[BEGIN Extracted material]

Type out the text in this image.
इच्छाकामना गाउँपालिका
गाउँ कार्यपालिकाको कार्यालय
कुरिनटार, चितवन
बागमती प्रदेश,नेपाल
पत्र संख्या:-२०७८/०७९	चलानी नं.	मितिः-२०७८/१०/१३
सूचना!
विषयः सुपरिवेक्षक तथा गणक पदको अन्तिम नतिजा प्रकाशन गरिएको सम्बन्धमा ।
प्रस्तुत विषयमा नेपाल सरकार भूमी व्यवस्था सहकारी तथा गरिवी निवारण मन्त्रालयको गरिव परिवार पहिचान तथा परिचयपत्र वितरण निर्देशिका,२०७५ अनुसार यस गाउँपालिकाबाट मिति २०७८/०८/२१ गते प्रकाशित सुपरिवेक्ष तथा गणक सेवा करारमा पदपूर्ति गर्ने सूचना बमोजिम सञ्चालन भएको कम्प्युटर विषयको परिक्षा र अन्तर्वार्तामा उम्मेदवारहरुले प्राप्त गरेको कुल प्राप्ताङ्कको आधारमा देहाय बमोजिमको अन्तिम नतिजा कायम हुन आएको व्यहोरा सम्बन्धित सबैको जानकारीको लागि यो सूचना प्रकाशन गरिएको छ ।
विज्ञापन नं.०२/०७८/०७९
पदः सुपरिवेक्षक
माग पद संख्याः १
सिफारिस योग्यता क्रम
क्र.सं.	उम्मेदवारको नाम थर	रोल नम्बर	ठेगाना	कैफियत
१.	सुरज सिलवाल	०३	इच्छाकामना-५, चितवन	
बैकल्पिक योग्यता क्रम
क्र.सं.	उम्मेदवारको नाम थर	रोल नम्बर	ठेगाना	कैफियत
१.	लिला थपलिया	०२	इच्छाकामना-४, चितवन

[END Extracted material]

### Task description
The full set of records should be duplicated exactly.

### Task result
Type out the text in this image.
इच्छाकामना गाउँपालिका
गाउँ कार्यपालिकाको कार्यालय
कुरिनटार, चितवन
बागमती प्रदेश,नेपाल
पत्र संख्या:-२०७८/०७९	चलानी नं.	मितिः-२०७८/१०/१३
सूचना!
विषयः सुपरिवेक्षक तथा गणक पदको अन्तिम नतिजा प्रकाशन गरिएको सम्बन्धमा ।
प्रस्तुत विषयमा नेपाल सरकार भूमी व्यवस्था सहकारी तथा गरिवी निवारण मन्त्रालयको गरिव परिवार पहिचान तथा परिचयपत्र वितरण निर्देशिका,२०७५ अनुसार यस गाउँपालिकाबाट मिति २०७८/०८/२१ गते प्रकाशित सुपरिवेक्ष तथा गणक सेवा करारमा पदपूर्ति गर्ने सूचना बमोजिम सञ्चालन भएको कम्प्युटर विषयको परिक्षा र अन्तर्वार्तामा उम्मेदवारहरुले प्राप्त गरेको कुल प्राप्ताङ्कको आधारमा देहाय बमोजिमको अन्तिम नतिजा कायम हुन आएको व्यहोरा सम्बन्धित सबैको जानकारीको लागि यो सूचना प्रकाशन गरिएको छ ।
विज्ञापन नं.०२/०७८/०७९
पदः सुपरिवेक्षक
माग पद संख्याः १
सिफारिस योग्यता क्रम
क्र.सं.	उम्मेदवारको नाम थर	रोल नम्बर	ठेगाना	कैफियत
१.	सुरज सिलवाल	०३	इच्छाकामना-५, चितवन	
बैकल्पिक योग्यता क्रम
क्र.सं.	उम्मेदवारको नाम थर	रोल नम्बर	ठेगाना	कैफियत
१.	लिला थपलिया	०२	इच्छाकामना-४, चितवन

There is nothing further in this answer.